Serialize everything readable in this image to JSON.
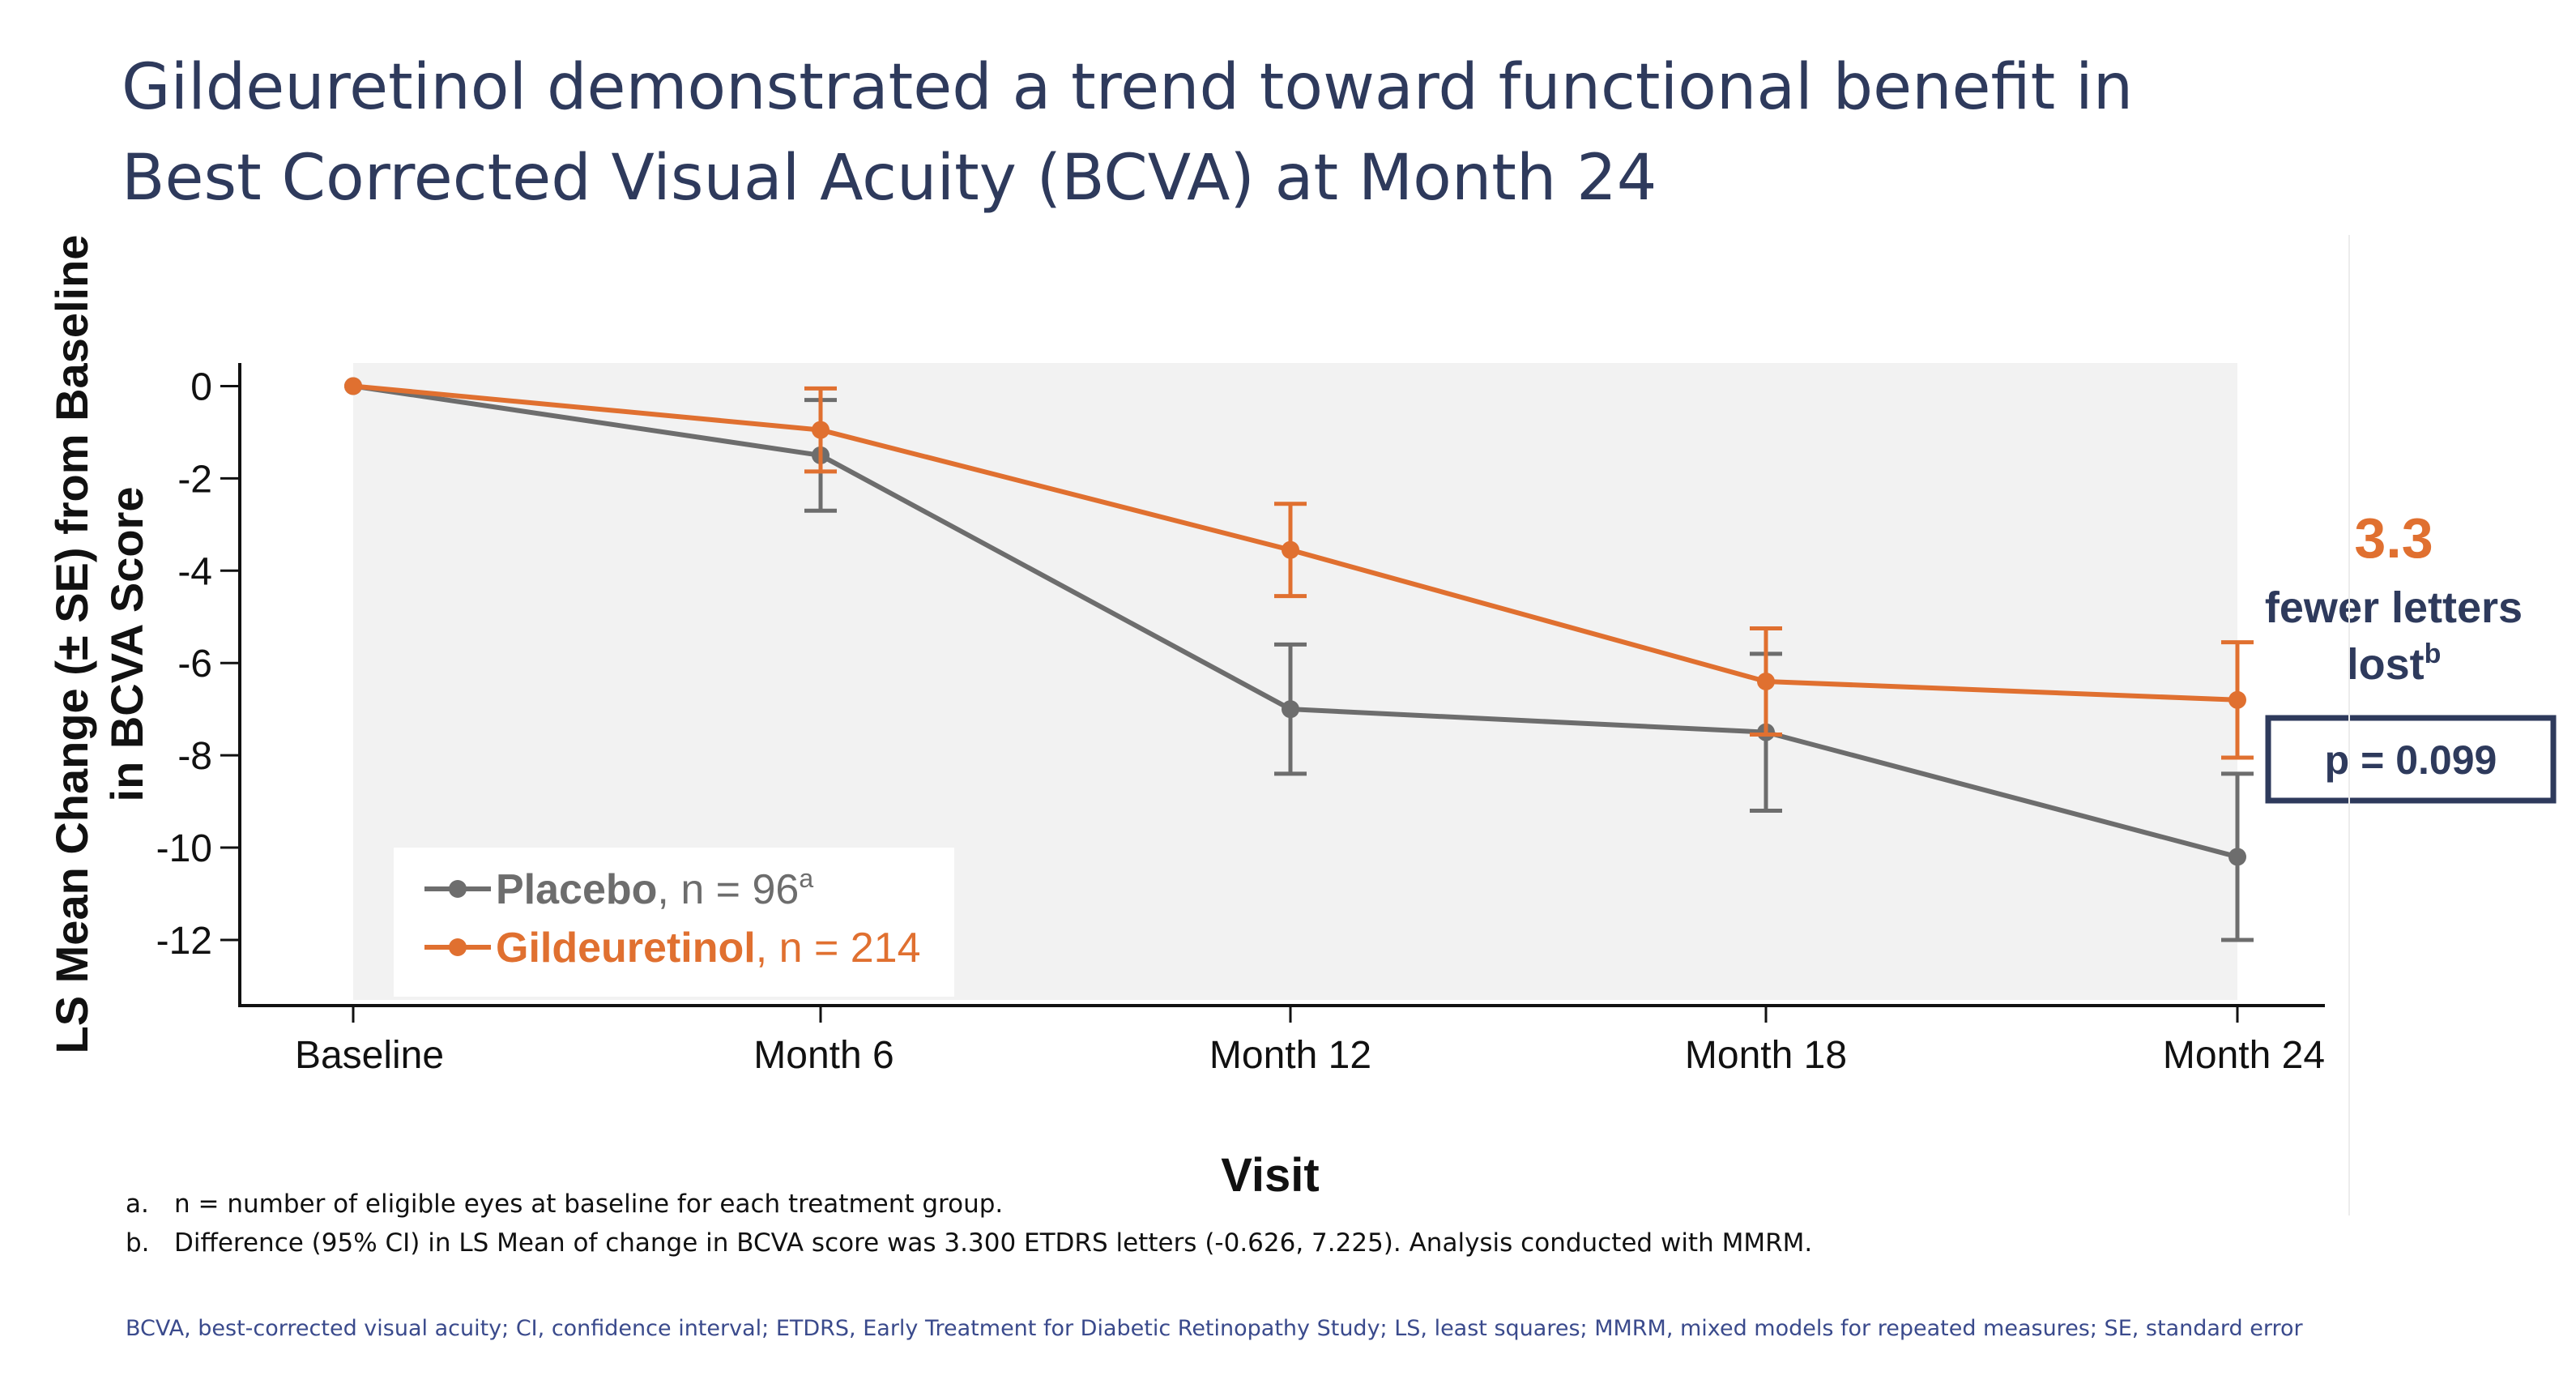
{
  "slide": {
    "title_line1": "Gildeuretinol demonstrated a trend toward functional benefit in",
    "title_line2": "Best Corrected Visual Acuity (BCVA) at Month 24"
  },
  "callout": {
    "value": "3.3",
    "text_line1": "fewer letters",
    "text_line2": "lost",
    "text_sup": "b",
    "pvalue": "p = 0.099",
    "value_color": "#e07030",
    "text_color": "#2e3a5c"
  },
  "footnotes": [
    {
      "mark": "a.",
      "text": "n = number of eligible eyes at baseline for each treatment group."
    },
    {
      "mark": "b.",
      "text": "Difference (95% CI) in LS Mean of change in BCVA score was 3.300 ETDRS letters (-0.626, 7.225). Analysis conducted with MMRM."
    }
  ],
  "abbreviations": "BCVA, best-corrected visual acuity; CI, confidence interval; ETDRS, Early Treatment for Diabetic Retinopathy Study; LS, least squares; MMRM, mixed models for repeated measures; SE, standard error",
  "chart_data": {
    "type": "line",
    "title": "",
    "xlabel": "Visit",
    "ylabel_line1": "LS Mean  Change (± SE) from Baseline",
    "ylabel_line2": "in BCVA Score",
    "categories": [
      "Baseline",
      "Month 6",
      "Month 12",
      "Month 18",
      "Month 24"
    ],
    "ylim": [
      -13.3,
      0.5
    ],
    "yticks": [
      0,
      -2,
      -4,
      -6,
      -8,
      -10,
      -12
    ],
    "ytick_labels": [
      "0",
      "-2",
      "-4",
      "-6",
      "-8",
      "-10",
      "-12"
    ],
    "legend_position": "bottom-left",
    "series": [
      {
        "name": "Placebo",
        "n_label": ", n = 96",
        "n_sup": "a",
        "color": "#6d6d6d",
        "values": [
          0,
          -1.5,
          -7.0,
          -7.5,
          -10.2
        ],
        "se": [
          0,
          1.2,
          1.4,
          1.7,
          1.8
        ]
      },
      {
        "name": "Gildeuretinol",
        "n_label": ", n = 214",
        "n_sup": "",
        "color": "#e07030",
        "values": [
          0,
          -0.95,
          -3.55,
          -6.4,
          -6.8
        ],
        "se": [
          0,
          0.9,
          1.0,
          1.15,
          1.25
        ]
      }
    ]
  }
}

---

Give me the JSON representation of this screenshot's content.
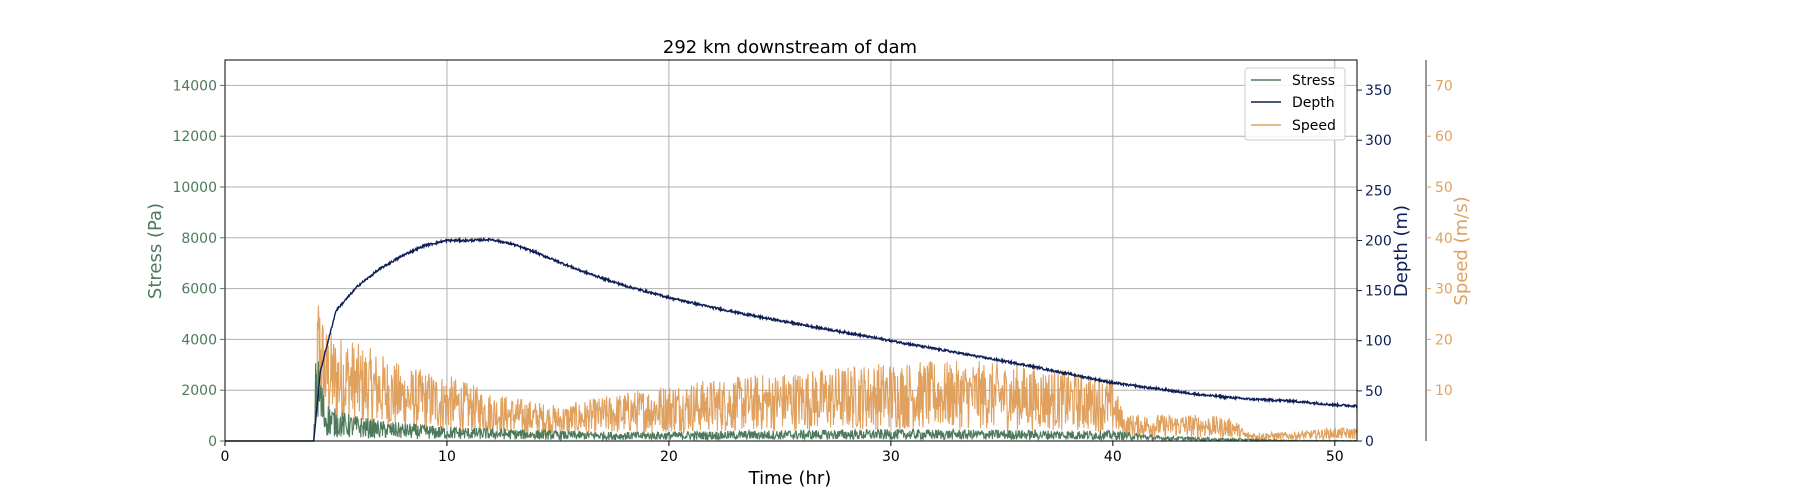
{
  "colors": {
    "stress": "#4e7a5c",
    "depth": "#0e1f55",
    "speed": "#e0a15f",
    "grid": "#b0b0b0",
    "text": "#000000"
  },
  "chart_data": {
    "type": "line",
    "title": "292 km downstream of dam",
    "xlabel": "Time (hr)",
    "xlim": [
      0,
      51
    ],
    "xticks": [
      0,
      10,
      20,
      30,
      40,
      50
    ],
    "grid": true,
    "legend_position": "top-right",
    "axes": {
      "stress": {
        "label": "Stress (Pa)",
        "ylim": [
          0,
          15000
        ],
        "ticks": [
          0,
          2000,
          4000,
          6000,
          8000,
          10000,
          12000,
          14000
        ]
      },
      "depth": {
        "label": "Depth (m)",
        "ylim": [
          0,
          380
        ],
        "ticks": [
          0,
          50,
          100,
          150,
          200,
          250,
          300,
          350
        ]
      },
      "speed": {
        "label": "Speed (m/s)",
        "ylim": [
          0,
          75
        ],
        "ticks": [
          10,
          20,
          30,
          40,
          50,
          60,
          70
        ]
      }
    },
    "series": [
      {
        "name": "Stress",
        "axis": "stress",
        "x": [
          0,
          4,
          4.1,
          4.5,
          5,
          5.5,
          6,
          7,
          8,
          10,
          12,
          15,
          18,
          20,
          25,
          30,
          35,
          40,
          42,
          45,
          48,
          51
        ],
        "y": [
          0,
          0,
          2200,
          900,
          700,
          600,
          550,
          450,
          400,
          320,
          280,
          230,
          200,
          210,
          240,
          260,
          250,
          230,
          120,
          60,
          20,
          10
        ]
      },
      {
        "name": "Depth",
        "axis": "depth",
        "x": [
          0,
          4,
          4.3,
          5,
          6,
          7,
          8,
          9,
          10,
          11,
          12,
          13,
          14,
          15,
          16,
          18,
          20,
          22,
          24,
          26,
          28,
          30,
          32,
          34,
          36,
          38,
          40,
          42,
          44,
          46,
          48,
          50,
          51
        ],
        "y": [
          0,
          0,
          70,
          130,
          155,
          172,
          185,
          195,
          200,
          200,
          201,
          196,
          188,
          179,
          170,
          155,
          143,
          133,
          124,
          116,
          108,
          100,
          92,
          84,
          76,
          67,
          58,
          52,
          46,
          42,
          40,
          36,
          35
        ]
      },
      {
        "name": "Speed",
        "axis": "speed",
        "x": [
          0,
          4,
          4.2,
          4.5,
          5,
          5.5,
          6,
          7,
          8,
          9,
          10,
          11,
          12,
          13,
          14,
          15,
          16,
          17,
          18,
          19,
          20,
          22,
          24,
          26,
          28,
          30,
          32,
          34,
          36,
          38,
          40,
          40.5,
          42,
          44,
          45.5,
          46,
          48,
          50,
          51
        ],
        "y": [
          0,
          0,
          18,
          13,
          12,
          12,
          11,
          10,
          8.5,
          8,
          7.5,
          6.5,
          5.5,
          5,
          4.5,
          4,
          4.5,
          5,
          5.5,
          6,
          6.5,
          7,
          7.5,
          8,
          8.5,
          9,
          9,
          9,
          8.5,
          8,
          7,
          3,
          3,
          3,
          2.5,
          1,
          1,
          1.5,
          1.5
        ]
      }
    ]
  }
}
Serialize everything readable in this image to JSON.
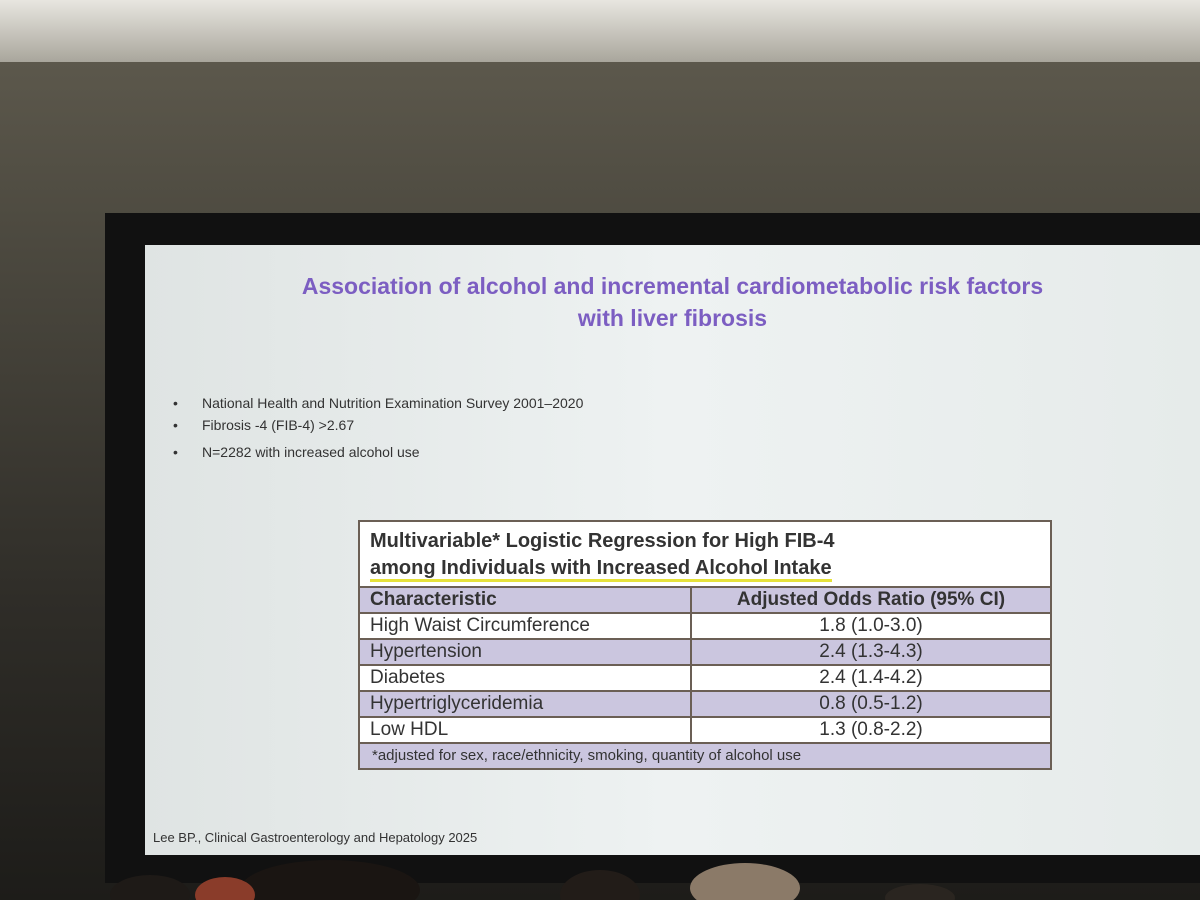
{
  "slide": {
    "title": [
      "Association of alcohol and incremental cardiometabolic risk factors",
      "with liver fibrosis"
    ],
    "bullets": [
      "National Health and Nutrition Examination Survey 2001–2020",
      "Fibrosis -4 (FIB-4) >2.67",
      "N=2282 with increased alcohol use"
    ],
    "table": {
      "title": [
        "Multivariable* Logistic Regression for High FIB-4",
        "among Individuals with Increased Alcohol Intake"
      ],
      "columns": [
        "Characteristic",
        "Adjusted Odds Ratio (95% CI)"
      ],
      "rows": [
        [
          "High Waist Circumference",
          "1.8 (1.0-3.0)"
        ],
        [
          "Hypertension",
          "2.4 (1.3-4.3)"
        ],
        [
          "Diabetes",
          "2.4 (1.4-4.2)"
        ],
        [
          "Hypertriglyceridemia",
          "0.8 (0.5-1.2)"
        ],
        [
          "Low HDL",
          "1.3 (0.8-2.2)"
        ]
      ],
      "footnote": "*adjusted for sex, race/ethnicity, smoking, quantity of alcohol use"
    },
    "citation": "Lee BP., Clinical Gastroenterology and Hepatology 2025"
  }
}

(Goal): Check the records above line by line and tally those holding the string "Gildeuretinol". Answer with the number only.

(Complete output): 2